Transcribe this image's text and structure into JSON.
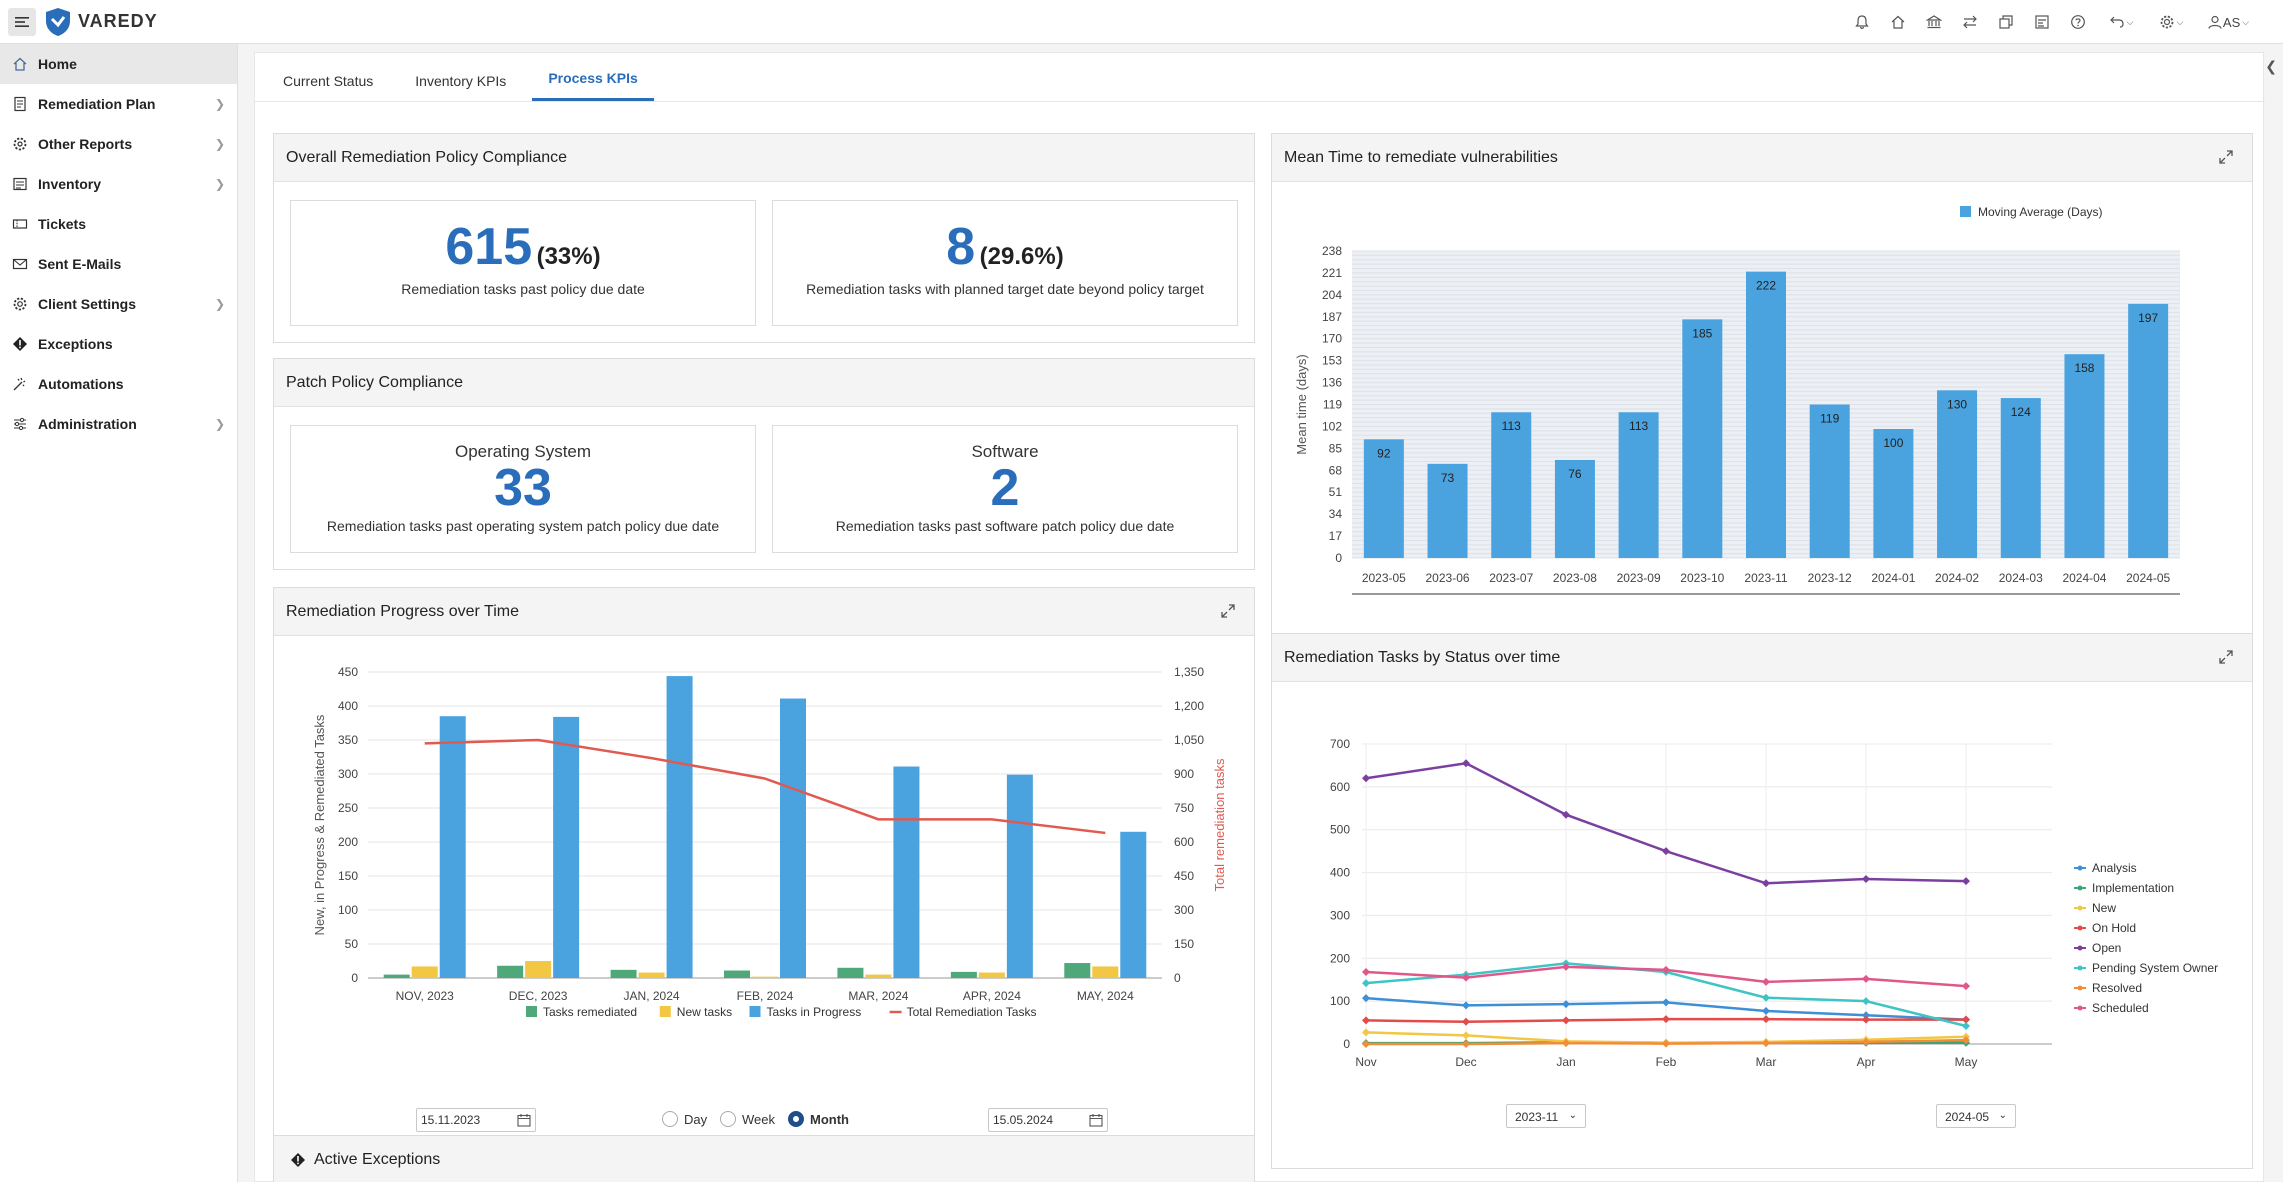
{
  "app": {
    "brand": "VAREDY",
    "user_initials": "AS"
  },
  "sidebar": {
    "items": [
      {
        "label": "Home",
        "icon": "home-icon",
        "active": true,
        "has_children": false
      },
      {
        "label": "Remediation Plan",
        "icon": "document-icon",
        "has_children": true
      },
      {
        "label": "Other Reports",
        "icon": "reports-icon",
        "has_children": true
      },
      {
        "label": "Inventory",
        "icon": "inventory-icon",
        "has_children": true
      },
      {
        "label": "Tickets",
        "icon": "ticket-icon",
        "has_children": false
      },
      {
        "label": "Sent E-Mails",
        "icon": "mail-icon",
        "has_children": false
      },
      {
        "label": "Client Settings",
        "icon": "gear-icon",
        "has_children": true
      },
      {
        "label": "Exceptions",
        "icon": "exception-icon",
        "has_children": false
      },
      {
        "label": "Automations",
        "icon": "automation-icon",
        "has_children": false
      },
      {
        "label": "Administration",
        "icon": "sliders-icon",
        "has_children": true
      }
    ]
  },
  "tabs": [
    {
      "label": "Current Status",
      "active": false
    },
    {
      "label": "Inventory KPIs",
      "active": false
    },
    {
      "label": "Process KPIs",
      "active": true
    }
  ],
  "overall": {
    "title": "Overall Remediation Policy Compliance",
    "card1": {
      "value": "615",
      "pct": "(33%)",
      "desc": "Remediation tasks past policy due date"
    },
    "card2": {
      "value": "8",
      "pct": "(29.6%)",
      "desc": "Remediation tasks with planned target date beyond policy target"
    }
  },
  "patch": {
    "title": "Patch Policy Compliance",
    "os": {
      "title": "Operating System",
      "value": "33",
      "desc": "Remediation tasks past operating system patch policy due date"
    },
    "sw": {
      "title": "Software",
      "value": "2",
      "desc": "Remediation tasks past software patch policy due date"
    }
  },
  "progress": {
    "title": "Remediation Progress over Time",
    "start_date": "15.11.2023",
    "end_date": "15.05.2024",
    "granularity": {
      "day": "Day",
      "week": "Week",
      "month": "Month",
      "selected": "Month"
    }
  },
  "exceptions": {
    "title": "Active Exceptions"
  },
  "mttr": {
    "title": "Mean Time to remediate vulnerabilities"
  },
  "status": {
    "title": "Remediation Tasks by Status over time",
    "from": "2023-11",
    "to": "2024-05"
  },
  "chart_data": [
    {
      "id": "progress",
      "type": "bar",
      "categories": [
        "NOV, 2023",
        "DEC, 2023",
        "JAN, 2024",
        "FEB, 2024",
        "MAR, 2024",
        "APR, 2024",
        "MAY, 2024"
      ],
      "series": [
        {
          "name": "Tasks remediated",
          "color": "#4fa87a",
          "axis": "left",
          "values": [
            5,
            18,
            12,
            11,
            15,
            9,
            22
          ]
        },
        {
          "name": "New tasks",
          "color": "#f2c744",
          "axis": "left",
          "values": [
            17,
            25,
            8,
            2,
            5,
            8,
            17
          ]
        },
        {
          "name": "Tasks in Progress",
          "color": "#4aa3df",
          "axis": "left",
          "values": [
            385,
            384,
            444,
            411,
            311,
            299,
            215
          ]
        },
        {
          "name": "Total Remediation Tasks",
          "color": "#e05a4f",
          "axis": "right",
          "type": "line",
          "values": [
            1035,
            1050,
            970,
            880,
            700,
            700,
            640
          ]
        }
      ],
      "ylabel": "New, in Progress & Remediated Tasks",
      "y2label": "Total remediation tasks",
      "ylim": [
        0,
        450
      ],
      "y2lim": [
        0,
        1350
      ],
      "yticks": [
        0,
        50,
        100,
        150,
        200,
        250,
        300,
        350,
        400,
        450
      ],
      "y2ticks": [
        "0",
        "150",
        "300",
        "450",
        "600",
        "750",
        "900",
        "1,050",
        "1,200",
        "1,350"
      ],
      "legend": "bottom"
    },
    {
      "id": "mttr",
      "type": "bar",
      "categories": [
        "2023-05",
        "2023-06",
        "2023-07",
        "2023-08",
        "2023-09",
        "2023-10",
        "2023-11",
        "2023-12",
        "2024-01",
        "2024-02",
        "2024-03",
        "2024-04",
        "2024-05"
      ],
      "series": [
        {
          "name": "Moving Average (Days)",
          "color": "#4aa3df",
          "values": [
            92,
            73,
            113,
            76,
            113,
            185,
            222,
            119,
            100,
            130,
            124,
            158,
            197
          ]
        }
      ],
      "ylabel": "Mean time (days)",
      "ylim": [
        0,
        238
      ],
      "yticks": [
        0,
        17,
        34,
        51,
        68,
        85,
        102,
        119,
        136,
        153,
        170,
        187,
        204,
        221,
        238
      ],
      "legend": "top"
    },
    {
      "id": "status",
      "type": "line",
      "categories": [
        "Nov",
        "Dec",
        "Jan",
        "Feb",
        "Mar",
        "Apr",
        "May"
      ],
      "series": [
        {
          "name": "Analysis",
          "color": "#3d8fd6",
          "values": [
            107,
            90,
            93,
            97,
            77,
            67,
            57
          ]
        },
        {
          "name": "Implementation",
          "color": "#3aa675",
          "values": [
            2,
            2,
            4,
            3,
            3,
            3,
            3
          ]
        },
        {
          "name": "New",
          "color": "#f2c744",
          "values": [
            27,
            20,
            6,
            3,
            5,
            10,
            17
          ]
        },
        {
          "name": "On Hold",
          "color": "#e34a4a",
          "values": [
            55,
            52,
            55,
            58,
            58,
            57,
            57
          ]
        },
        {
          "name": "Open",
          "color": "#7b3fa0",
          "values": [
            620,
            655,
            535,
            450,
            375,
            385,
            380
          ]
        },
        {
          "name": "Pending System Owner",
          "color": "#3ec4c4",
          "values": [
            142,
            162,
            188,
            168,
            108,
            100,
            42
          ]
        },
        {
          "name": "Resolved",
          "color": "#f28c38",
          "values": [
            0,
            0,
            2,
            1,
            2,
            5,
            9
          ]
        },
        {
          "name": "Scheduled",
          "color": "#e0578a",
          "values": [
            168,
            155,
            180,
            173,
            145,
            152,
            135
          ]
        }
      ],
      "ylim": [
        0,
        700
      ],
      "yticks": [
        0,
        100,
        200,
        300,
        400,
        500,
        600,
        700
      ],
      "legend": "right"
    }
  ]
}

☆ ☆ ☆ ☆ ☆

--- Your instructions ---
Check the data for the word "past" and pull out the lines that have it.

--- Task solution ---
      "desc": "Remediation tasks past policy due date"
      "desc": "Remediation tasks past operating system patch policy due date"
      "desc": "Remediation tasks past software patch policy due date"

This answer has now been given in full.